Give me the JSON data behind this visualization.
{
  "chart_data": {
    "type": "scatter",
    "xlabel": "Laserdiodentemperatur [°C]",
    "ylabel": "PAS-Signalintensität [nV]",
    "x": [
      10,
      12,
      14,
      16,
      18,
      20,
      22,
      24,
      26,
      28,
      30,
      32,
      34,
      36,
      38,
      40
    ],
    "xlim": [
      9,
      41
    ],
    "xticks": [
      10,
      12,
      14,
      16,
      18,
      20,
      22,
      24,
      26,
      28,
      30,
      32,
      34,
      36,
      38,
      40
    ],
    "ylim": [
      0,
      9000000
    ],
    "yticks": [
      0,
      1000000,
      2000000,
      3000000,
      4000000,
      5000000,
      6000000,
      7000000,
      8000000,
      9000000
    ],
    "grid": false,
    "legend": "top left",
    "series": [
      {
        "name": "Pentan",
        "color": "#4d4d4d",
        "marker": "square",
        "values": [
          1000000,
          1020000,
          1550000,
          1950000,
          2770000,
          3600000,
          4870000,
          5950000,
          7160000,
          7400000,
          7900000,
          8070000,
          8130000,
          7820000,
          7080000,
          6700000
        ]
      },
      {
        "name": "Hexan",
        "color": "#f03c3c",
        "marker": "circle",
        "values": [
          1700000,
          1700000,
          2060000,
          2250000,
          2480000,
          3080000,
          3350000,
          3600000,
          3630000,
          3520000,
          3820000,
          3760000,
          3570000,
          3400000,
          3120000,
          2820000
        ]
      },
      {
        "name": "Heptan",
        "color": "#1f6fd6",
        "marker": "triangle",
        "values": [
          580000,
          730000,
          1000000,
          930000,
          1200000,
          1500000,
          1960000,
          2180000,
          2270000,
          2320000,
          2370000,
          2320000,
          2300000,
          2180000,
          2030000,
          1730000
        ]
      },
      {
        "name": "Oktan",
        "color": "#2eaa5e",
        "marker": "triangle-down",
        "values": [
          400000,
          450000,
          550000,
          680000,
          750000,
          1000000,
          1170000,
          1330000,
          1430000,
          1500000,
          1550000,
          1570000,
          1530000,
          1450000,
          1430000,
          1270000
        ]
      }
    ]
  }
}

◆ ◆ ◆ ◆ ◆ ◆ ◆

Written task – Write the number of lines containing the word "triangle" and nothing besides it.

Worked answer – 2